Exercise materials:

(begin)

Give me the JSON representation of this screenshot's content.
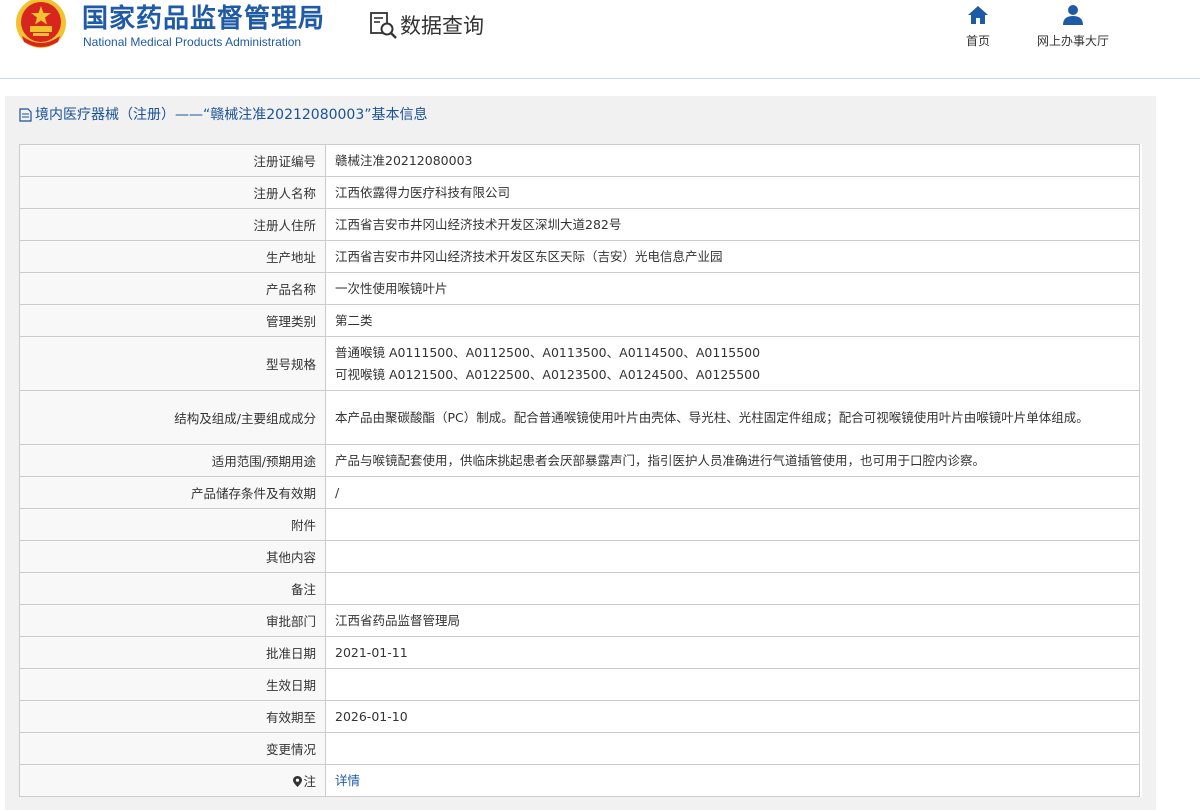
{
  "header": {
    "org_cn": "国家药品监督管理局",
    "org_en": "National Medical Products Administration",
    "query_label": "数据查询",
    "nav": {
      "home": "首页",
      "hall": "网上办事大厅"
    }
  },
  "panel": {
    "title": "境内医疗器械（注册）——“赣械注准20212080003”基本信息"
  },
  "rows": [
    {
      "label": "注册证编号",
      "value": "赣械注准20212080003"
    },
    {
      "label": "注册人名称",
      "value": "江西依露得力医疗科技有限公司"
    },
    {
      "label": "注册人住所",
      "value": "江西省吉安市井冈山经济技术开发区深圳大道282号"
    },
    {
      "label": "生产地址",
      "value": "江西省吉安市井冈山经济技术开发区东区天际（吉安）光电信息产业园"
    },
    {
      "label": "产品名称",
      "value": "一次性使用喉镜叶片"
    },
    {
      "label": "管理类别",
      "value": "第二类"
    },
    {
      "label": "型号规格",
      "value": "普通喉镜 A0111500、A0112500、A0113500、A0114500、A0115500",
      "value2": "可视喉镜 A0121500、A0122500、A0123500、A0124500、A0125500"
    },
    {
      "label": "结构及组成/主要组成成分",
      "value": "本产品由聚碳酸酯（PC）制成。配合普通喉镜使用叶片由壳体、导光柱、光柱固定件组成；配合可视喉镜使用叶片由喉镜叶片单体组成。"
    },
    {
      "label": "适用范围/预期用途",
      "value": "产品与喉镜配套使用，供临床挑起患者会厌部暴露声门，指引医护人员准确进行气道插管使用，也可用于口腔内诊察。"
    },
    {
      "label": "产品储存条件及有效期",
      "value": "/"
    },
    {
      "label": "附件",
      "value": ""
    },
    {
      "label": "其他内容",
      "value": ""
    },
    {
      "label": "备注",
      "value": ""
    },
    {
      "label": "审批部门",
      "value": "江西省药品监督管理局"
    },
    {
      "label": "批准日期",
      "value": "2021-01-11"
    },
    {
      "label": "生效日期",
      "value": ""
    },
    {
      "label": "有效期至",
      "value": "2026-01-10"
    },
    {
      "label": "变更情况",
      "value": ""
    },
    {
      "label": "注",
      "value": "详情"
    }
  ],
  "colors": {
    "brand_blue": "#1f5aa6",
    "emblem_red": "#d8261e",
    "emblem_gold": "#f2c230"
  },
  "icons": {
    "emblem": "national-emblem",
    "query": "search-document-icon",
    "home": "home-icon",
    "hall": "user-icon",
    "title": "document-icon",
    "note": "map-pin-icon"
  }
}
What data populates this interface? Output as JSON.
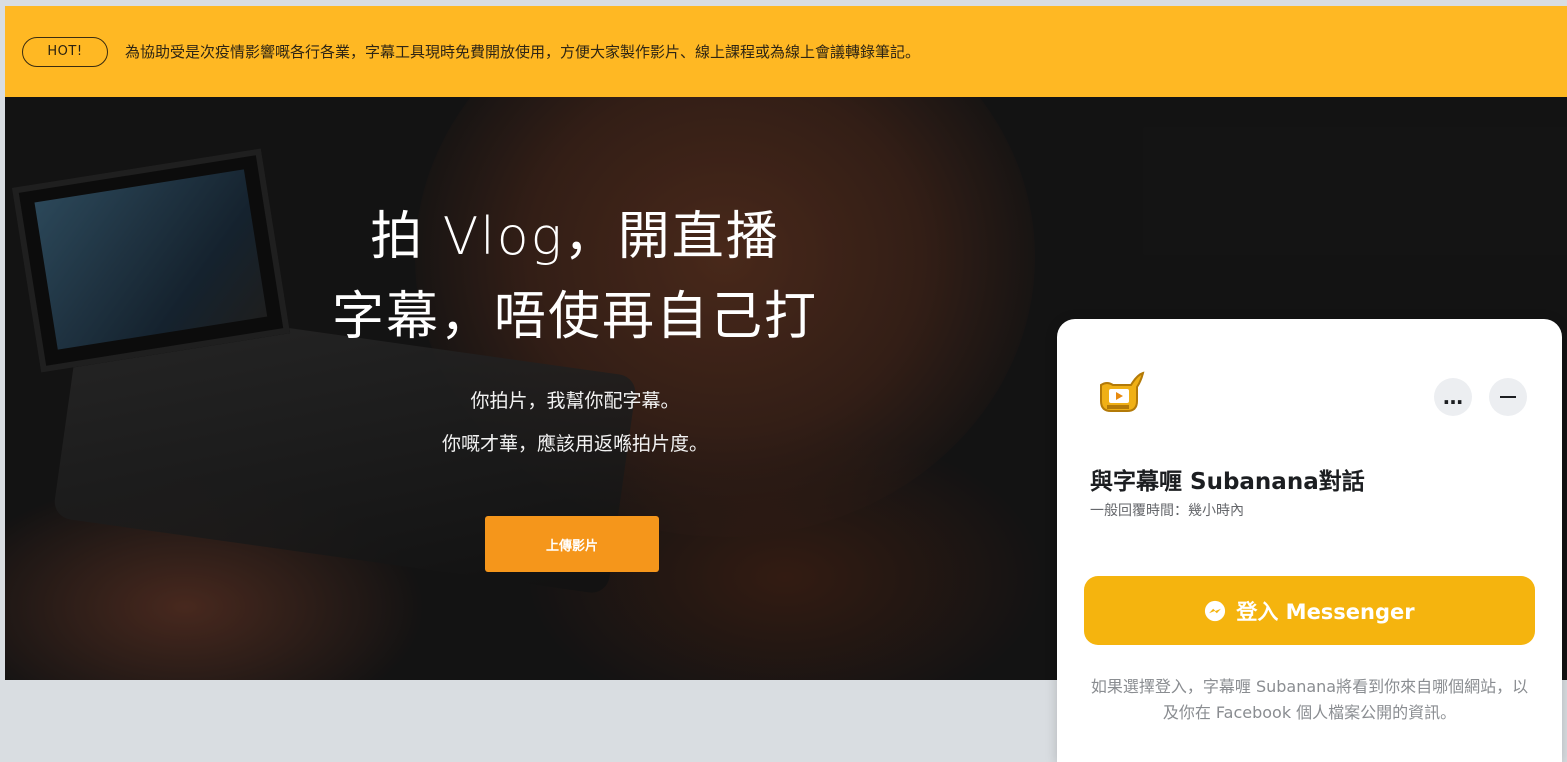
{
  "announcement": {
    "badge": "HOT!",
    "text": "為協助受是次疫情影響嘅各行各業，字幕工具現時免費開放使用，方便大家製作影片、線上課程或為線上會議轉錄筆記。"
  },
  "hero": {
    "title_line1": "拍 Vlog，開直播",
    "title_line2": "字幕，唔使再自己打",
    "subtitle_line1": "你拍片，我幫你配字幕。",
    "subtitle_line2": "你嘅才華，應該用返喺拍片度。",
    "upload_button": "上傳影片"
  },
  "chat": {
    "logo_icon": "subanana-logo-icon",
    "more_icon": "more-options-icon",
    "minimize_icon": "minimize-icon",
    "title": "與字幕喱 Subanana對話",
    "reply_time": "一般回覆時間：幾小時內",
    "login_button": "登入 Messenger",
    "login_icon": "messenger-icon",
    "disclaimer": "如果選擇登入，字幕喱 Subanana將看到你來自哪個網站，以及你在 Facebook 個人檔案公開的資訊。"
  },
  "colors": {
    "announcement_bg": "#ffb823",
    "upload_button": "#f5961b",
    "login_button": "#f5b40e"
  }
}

(end)

Stated problem: Pull every line containing the word "document" out of the material.

Final result:
    "query": "search-document-icon",
    "title": "document-icon",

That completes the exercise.